## THE TASK
Identify, in the records below, every line where the string "colors" appears, and copy each such line.

## RECORDS SUPPLIED
==*==
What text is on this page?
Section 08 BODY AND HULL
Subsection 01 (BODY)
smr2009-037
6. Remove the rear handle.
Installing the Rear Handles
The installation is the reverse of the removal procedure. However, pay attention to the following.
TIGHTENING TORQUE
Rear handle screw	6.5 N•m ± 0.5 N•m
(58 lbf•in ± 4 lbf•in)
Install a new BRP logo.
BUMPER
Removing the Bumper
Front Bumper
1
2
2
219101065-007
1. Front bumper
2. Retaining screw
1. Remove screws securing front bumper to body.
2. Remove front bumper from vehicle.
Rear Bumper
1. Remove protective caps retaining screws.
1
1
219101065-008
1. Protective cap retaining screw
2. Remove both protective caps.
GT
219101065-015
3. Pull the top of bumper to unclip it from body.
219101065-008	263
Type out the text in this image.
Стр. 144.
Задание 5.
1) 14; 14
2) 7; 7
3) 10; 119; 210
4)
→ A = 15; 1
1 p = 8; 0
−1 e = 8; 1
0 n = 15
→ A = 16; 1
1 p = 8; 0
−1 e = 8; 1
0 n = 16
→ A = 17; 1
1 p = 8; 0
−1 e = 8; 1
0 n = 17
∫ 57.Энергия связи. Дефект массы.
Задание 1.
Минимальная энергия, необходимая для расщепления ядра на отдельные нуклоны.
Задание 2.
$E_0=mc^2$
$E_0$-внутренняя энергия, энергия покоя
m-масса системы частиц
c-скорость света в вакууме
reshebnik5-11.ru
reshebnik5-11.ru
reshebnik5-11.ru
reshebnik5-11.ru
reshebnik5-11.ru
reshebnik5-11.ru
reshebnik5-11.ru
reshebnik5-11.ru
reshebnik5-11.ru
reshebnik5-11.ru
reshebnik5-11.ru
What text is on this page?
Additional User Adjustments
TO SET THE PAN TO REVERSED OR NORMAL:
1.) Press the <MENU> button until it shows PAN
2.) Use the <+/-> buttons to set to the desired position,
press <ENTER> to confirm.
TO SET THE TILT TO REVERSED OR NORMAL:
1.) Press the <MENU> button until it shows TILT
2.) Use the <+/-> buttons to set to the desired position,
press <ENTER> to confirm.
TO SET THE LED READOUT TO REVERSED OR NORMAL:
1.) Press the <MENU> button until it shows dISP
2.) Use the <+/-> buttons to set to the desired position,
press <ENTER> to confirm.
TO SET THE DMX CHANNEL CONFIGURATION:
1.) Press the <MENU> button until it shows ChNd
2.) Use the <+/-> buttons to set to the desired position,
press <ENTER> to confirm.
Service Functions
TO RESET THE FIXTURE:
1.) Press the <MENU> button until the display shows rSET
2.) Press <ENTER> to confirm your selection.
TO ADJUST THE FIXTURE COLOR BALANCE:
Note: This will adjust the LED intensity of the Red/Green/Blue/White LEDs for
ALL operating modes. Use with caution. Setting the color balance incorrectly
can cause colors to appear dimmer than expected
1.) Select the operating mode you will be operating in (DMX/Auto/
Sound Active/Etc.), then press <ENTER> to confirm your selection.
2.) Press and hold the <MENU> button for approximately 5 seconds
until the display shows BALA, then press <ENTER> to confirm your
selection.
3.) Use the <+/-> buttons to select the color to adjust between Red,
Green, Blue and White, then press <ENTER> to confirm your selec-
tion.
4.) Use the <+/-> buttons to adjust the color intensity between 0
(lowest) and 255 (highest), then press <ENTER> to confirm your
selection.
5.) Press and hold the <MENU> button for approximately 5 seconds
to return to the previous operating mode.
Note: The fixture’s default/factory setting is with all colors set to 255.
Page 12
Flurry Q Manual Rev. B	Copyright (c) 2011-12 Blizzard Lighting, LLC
==*==
## REPLY TO THE EXERCISE
can cause colors to appear dimmer than expected
Note: The fixture’s default/factory setting is with all colors set to 255.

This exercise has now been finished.